- _TASK INSTRUCTIONS_: Examine the records and identify each line that includes the string "title". Copy those lines.

Saved data entries:
>>>>>

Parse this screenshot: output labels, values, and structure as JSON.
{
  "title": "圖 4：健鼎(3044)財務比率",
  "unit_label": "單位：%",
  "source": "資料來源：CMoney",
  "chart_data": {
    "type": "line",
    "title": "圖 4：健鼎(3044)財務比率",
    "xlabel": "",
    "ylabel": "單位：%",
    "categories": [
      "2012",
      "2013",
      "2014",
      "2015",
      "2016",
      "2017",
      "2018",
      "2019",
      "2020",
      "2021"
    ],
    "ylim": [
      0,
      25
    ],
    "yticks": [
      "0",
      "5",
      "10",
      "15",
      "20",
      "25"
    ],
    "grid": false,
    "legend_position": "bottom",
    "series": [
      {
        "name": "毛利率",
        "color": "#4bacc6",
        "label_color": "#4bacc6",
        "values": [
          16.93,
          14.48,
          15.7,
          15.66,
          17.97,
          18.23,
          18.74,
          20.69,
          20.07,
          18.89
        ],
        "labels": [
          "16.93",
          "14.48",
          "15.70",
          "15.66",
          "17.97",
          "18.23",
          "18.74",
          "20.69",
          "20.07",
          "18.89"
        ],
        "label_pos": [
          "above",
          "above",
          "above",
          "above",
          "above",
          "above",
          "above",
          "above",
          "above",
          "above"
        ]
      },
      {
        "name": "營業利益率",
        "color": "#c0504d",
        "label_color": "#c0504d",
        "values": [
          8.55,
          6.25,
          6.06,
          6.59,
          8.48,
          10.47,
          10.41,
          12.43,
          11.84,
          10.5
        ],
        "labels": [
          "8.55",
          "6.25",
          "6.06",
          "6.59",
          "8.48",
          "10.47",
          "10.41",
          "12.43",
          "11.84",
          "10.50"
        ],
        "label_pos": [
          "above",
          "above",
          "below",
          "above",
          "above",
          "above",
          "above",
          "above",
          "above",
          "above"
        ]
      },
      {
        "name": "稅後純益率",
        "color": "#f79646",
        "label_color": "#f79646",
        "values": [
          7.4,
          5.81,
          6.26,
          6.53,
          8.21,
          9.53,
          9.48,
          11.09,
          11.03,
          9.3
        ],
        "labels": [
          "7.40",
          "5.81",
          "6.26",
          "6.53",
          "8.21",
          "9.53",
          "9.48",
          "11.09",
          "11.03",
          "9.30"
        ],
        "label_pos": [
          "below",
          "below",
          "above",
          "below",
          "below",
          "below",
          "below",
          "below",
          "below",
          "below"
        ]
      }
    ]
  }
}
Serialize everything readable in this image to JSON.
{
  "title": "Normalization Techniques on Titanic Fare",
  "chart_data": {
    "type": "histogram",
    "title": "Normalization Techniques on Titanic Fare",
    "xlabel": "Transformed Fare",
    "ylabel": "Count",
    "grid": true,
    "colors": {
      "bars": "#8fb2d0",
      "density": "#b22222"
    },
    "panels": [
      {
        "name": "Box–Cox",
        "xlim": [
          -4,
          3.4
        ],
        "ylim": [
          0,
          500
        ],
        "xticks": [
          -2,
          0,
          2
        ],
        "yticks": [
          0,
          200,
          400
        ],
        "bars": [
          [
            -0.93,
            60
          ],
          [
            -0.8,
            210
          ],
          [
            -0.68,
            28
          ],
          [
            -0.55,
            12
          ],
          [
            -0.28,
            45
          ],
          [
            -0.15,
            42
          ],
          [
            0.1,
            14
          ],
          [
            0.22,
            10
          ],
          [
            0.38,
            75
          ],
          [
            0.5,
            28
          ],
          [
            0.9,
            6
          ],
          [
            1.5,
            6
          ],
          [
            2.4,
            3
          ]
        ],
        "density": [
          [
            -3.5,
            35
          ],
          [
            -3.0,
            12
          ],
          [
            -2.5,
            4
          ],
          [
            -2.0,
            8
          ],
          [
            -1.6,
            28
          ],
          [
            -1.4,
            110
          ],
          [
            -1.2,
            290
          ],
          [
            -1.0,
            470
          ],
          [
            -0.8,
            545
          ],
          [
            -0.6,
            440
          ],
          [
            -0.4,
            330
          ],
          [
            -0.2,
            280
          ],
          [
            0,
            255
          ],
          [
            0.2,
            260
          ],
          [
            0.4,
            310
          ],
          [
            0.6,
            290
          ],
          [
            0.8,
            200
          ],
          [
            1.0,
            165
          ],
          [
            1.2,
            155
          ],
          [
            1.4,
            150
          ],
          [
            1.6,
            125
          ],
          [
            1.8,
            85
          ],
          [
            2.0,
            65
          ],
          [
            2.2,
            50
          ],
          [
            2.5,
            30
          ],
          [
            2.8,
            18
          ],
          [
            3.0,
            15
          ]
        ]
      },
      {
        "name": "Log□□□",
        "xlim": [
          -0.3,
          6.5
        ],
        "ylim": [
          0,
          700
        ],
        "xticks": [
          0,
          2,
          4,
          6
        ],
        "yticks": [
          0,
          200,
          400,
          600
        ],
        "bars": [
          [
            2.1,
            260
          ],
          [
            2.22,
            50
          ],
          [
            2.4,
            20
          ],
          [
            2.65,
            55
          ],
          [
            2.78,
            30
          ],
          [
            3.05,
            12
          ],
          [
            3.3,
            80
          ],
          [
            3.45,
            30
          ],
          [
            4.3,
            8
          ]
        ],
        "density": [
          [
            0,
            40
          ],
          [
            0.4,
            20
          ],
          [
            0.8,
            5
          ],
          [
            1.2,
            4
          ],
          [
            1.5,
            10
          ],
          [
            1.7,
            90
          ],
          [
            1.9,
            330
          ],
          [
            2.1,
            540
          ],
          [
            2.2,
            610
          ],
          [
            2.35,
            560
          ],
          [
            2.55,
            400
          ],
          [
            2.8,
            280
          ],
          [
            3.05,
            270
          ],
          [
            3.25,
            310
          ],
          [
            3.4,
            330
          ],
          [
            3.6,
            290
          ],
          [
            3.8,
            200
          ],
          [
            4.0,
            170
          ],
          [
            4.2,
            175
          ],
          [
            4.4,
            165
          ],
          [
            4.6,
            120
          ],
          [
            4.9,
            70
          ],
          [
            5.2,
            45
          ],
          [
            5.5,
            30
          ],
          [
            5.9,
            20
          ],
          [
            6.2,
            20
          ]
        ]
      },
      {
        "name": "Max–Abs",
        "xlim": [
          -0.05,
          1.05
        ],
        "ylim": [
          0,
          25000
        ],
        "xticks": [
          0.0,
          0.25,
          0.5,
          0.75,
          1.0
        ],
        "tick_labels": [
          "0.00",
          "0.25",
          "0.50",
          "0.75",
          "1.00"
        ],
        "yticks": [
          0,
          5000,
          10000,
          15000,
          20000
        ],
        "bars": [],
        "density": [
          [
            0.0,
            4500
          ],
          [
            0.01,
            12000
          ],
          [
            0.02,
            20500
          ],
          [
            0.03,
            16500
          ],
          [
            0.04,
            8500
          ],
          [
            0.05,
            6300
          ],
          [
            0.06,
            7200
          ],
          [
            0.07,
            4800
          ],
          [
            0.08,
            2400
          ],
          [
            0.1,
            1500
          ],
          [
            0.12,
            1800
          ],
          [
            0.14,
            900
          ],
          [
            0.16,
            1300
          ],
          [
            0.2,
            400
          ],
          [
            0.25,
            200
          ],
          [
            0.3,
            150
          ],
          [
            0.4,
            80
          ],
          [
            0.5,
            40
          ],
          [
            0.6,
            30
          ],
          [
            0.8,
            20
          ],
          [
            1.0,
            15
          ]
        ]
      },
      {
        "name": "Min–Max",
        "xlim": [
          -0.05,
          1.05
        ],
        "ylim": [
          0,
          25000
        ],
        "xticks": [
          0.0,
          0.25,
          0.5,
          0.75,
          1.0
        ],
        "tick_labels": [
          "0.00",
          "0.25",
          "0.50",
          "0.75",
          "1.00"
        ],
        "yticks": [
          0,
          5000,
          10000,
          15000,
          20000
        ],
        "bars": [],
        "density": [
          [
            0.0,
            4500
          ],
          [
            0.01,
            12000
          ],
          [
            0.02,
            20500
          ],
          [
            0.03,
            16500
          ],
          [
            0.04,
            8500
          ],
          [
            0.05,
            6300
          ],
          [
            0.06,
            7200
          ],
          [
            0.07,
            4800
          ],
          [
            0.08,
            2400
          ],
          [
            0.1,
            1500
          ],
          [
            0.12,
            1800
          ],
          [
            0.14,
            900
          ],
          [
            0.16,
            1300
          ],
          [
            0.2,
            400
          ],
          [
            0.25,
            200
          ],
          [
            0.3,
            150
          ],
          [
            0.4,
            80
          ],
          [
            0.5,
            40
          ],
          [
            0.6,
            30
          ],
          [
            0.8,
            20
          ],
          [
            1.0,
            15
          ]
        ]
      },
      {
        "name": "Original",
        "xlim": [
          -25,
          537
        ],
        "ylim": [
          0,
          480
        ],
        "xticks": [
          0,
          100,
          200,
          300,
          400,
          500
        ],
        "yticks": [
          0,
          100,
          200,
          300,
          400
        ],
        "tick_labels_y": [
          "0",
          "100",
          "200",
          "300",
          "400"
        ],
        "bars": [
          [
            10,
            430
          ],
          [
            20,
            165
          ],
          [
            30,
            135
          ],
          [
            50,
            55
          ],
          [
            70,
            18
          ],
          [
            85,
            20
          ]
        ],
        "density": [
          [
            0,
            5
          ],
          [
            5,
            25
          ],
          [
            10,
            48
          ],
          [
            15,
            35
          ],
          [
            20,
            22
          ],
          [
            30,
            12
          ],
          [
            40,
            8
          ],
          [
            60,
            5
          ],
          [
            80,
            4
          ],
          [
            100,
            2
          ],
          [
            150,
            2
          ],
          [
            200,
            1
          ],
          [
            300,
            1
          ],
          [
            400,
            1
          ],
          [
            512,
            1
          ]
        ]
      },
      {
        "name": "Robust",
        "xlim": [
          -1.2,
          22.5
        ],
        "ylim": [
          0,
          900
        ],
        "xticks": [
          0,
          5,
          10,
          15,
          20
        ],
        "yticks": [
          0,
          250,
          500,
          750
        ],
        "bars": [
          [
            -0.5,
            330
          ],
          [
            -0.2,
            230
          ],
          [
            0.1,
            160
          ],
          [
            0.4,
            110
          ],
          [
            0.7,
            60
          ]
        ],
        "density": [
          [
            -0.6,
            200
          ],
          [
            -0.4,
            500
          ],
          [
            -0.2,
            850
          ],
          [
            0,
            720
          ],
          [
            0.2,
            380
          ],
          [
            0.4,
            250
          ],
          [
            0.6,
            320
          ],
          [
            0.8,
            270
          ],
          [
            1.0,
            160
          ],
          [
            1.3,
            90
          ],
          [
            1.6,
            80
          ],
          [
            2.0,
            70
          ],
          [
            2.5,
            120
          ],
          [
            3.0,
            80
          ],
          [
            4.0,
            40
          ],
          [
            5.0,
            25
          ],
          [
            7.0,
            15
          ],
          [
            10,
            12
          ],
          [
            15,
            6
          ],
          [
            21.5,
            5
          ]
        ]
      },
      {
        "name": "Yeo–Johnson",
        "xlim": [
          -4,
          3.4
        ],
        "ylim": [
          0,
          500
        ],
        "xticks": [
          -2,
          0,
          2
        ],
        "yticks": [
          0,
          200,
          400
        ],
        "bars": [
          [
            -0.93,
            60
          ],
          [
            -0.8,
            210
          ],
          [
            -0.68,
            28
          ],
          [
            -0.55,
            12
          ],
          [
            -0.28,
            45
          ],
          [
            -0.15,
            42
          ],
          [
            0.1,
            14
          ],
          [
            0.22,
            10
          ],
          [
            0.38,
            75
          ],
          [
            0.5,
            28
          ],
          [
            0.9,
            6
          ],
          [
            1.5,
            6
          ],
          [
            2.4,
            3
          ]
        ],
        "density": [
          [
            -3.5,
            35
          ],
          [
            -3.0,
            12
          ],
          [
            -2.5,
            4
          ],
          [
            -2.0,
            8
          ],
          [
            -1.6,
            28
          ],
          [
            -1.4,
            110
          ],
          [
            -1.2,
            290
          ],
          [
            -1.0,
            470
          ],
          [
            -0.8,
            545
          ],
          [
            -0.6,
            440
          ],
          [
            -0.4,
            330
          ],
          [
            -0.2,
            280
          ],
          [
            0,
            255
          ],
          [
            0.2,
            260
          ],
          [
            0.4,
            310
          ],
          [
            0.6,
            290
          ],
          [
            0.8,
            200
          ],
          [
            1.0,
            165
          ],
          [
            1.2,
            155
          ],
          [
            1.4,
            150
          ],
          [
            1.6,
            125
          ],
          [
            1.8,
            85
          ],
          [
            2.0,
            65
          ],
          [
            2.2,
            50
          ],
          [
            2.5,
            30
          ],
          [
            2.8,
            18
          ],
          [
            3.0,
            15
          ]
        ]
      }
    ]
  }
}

<<<<<

- _EXERCISE ANSWER_:
  "title": "圖 4：健鼎(3044)財務比率",
    "title": "圖 4：健鼎(3044)財務比率",
  "title": "Normalization Techniques on Titanic Fare",
    "title": "Normalization Techniques on Titanic Fare",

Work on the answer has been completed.